• [WHAT YOU HAVE TO DO] Every entry below should be printed exactly, without its images.

• [DATASET RECORDS]
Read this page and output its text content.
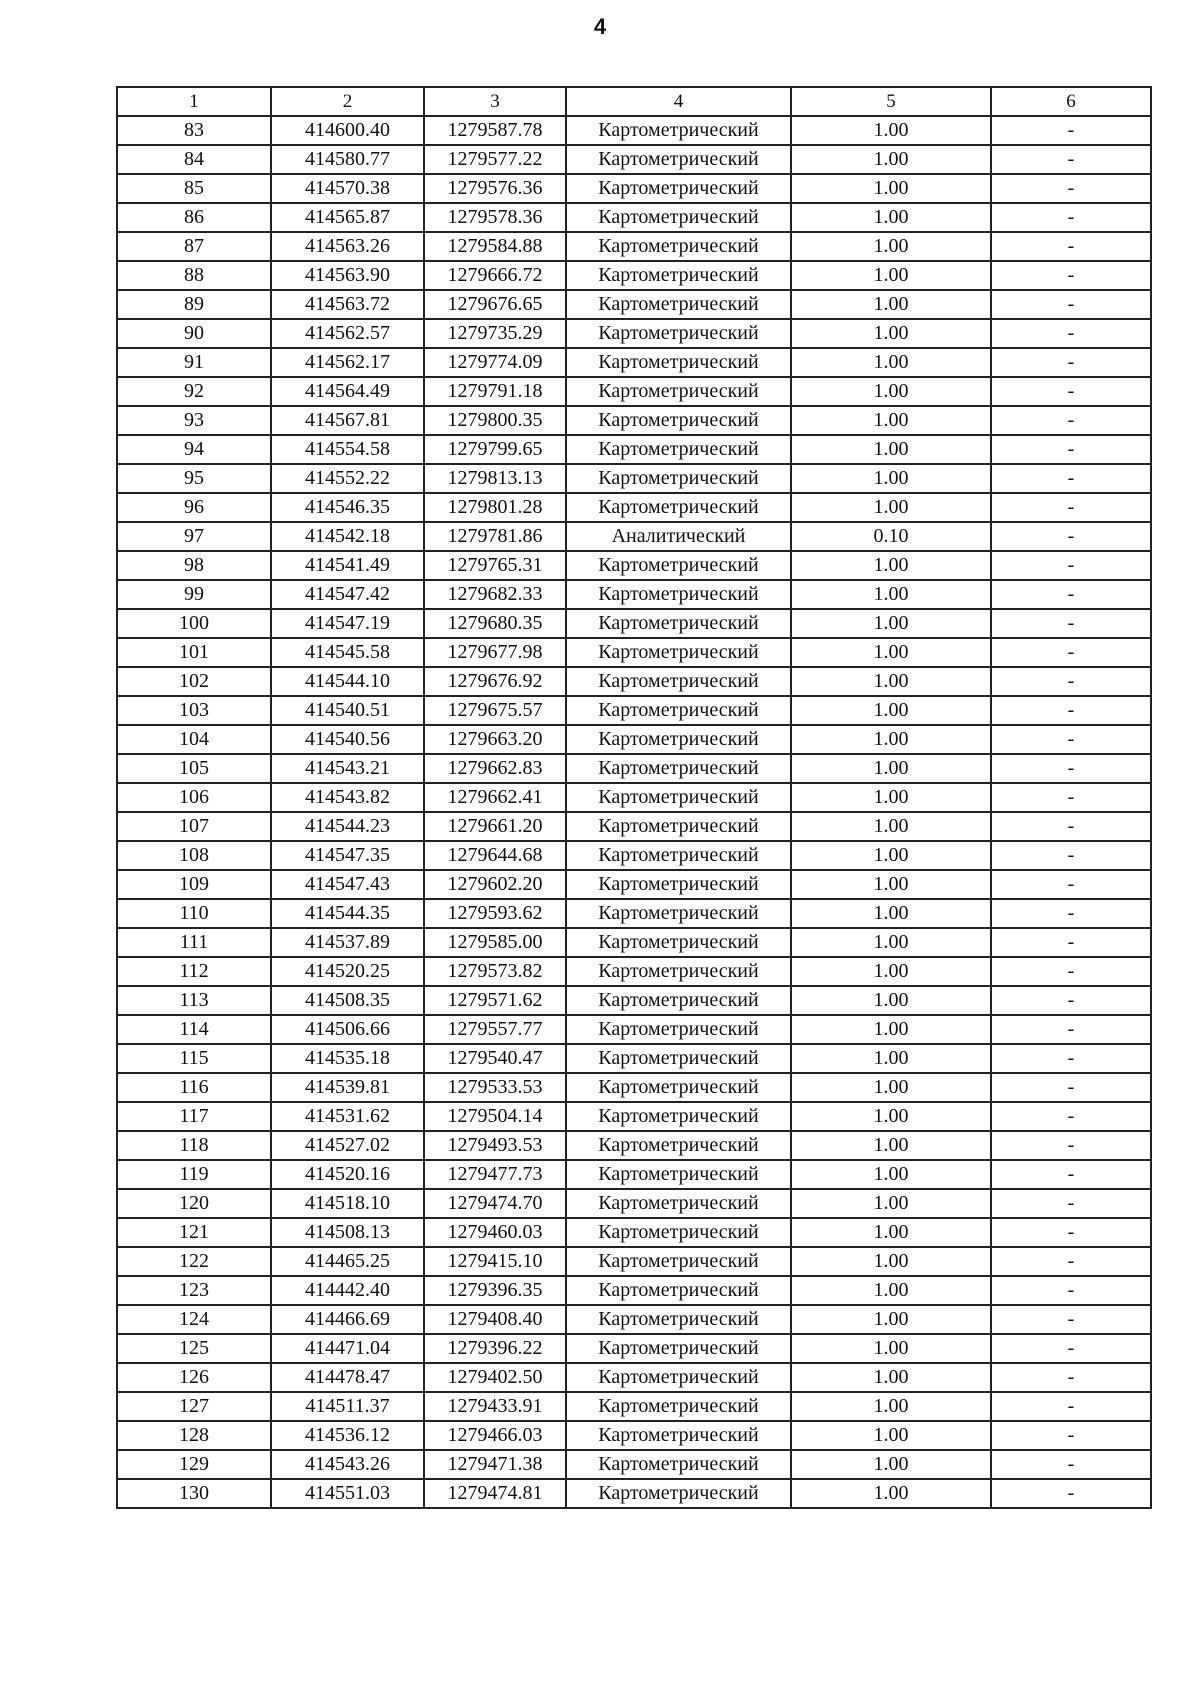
4
1	2	3	4	5	6
83	414600.40	1279587.78	Картометрический	1.00	-
84	414580.77	1279577.22	Картометрический	1.00	-
85	414570.38	1279576.36	Картометрический	1.00	-
86	414565.87	1279578.36	Картометрический	1.00	-
87	414563.26	1279584.88	Картометрический	1.00	-
88	414563.90	1279666.72	Картометрический	1.00	-
89	414563.72	1279676.65	Картометрический	1.00	-
90	414562.57	1279735.29	Картометрический	1.00	-
91	414562.17	1279774.09	Картометрический	1.00	-
92	414564.49	1279791.18	Картометрический	1.00	-
93	414567.81	1279800.35	Картометрический	1.00	-
94	414554.58	1279799.65	Картометрический	1.00	-
95	414552.22	1279813.13	Картометрический	1.00	-
96	414546.35	1279801.28	Картометрический	1.00	-
97	414542.18	1279781.86	Аналитический	0.10	-
98	414541.49	1279765.31	Картометрический	1.00	-
99	414547.42	1279682.33	Картометрический	1.00	-
100	414547.19	1279680.35	Картометрический	1.00	-
101	414545.58	1279677.98	Картометрический	1.00	-
102	414544.10	1279676.92	Картометрический	1.00	-
103	414540.51	1279675.57	Картометрический	1.00	-
104	414540.56	1279663.20	Картометрический	1.00	-
105	414543.21	1279662.83	Картометрический	1.00	-
106	414543.82	1279662.41	Картометрический	1.00	-
107	414544.23	1279661.20	Картометрический	1.00	-
108	414547.35	1279644.68	Картометрический	1.00	-
109	414547.43	1279602.20	Картометрический	1.00	-
110	414544.35	1279593.62	Картометрический	1.00	-
111	414537.89	1279585.00	Картометрический	1.00	-
112	414520.25	1279573.82	Картометрический	1.00	-
113	414508.35	1279571.62	Картометрический	1.00	-
114	414506.66	1279557.77	Картометрический	1.00	-
115	414535.18	1279540.47	Картометрический	1.00	-
116	414539.81	1279533.53	Картометрический	1.00	-
117	414531.62	1279504.14	Картометрический	1.00	-
118	414527.02	1279493.53	Картометрический	1.00	-
119	414520.16	1279477.73	Картометрический	1.00	-
120	414518.10	1279474.70	Картометрический	1.00	-
121	414508.13	1279460.03	Картометрический	1.00	-
122	414465.25	1279415.10	Картометрический	1.00	-
123	414442.40	1279396.35	Картометрический	1.00	-
124	414466.69	1279408.40	Картометрический	1.00	-
125	414471.04	1279396.22	Картометрический	1.00	-
126	414478.47	1279402.50	Картометрический	1.00	-
127	414511.37	1279433.91	Картометрический	1.00	-
128	414536.12	1279466.03	Картометрический	1.00	-
129	414543.26	1279471.38	Картометрический	1.00	-
130	414551.03	1279474.81	Картометрический	1.00	-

• [WRITTEN ANSWER]
Read this page and output its text content.
4
1	2	3	4	5	6
83	414600.40	1279587.78	Картометрический	1.00	-
84	414580.77	1279577.22	Картометрический	1.00	-
85	414570.38	1279576.36	Картометрический	1.00	-
86	414565.87	1279578.36	Картометрический	1.00	-
87	414563.26	1279584.88	Картометрический	1.00	-
88	414563.90	1279666.72	Картометрический	1.00	-
89	414563.72	1279676.65	Картометрический	1.00	-
90	414562.57	1279735.29	Картометрический	1.00	-
91	414562.17	1279774.09	Картометрический	1.00	-
92	414564.49	1279791.18	Картометрический	1.00	-
93	414567.81	1279800.35	Картометрический	1.00	-
94	414554.58	1279799.65	Картометрический	1.00	-
95	414552.22	1279813.13	Картометрический	1.00	-
96	414546.35	1279801.28	Картометрический	1.00	-
97	414542.18	1279781.86	Аналитический	0.10	-
98	414541.49	1279765.31	Картометрический	1.00	-
99	414547.42	1279682.33	Картометрический	1.00	-
100	414547.19	1279680.35	Картометрический	1.00	-
101	414545.58	1279677.98	Картометрический	1.00	-
102	414544.10	1279676.92	Картометрический	1.00	-
103	414540.51	1279675.57	Картометрический	1.00	-
104	414540.56	1279663.20	Картометрический	1.00	-
105	414543.21	1279662.83	Картометрический	1.00	-
106	414543.82	1279662.41	Картометрический	1.00	-
107	414544.23	1279661.20	Картометрический	1.00	-
108	414547.35	1279644.68	Картометрический	1.00	-
109	414547.43	1279602.20	Картометрический	1.00	-
110	414544.35	1279593.62	Картометрический	1.00	-
111	414537.89	1279585.00	Картометрический	1.00	-
112	414520.25	1279573.82	Картометрический	1.00	-
113	414508.35	1279571.62	Картометрический	1.00	-
114	414506.66	1279557.77	Картометрический	1.00	-
115	414535.18	1279540.47	Картометрический	1.00	-
116	414539.81	1279533.53	Картометрический	1.00	-
117	414531.62	1279504.14	Картометрический	1.00	-
118	414527.02	1279493.53	Картометрический	1.00	-
119	414520.16	1279477.73	Картометрический	1.00	-
120	414518.10	1279474.70	Картометрический	1.00	-
121	414508.13	1279460.03	Картометрический	1.00	-
122	414465.25	1279415.10	Картометрический	1.00	-
123	414442.40	1279396.35	Картометрический	1.00	-
124	414466.69	1279408.40	Картометрический	1.00	-
125	414471.04	1279396.22	Картометрический	1.00	-
126	414478.47	1279402.50	Картометрический	1.00	-
127	414511.37	1279433.91	Картометрический	1.00	-
128	414536.12	1279466.03	Картометрический	1.00	-
129	414543.26	1279471.38	Картометрический	1.00	-
130	414551.03	1279474.81	Картометрический	1.00	-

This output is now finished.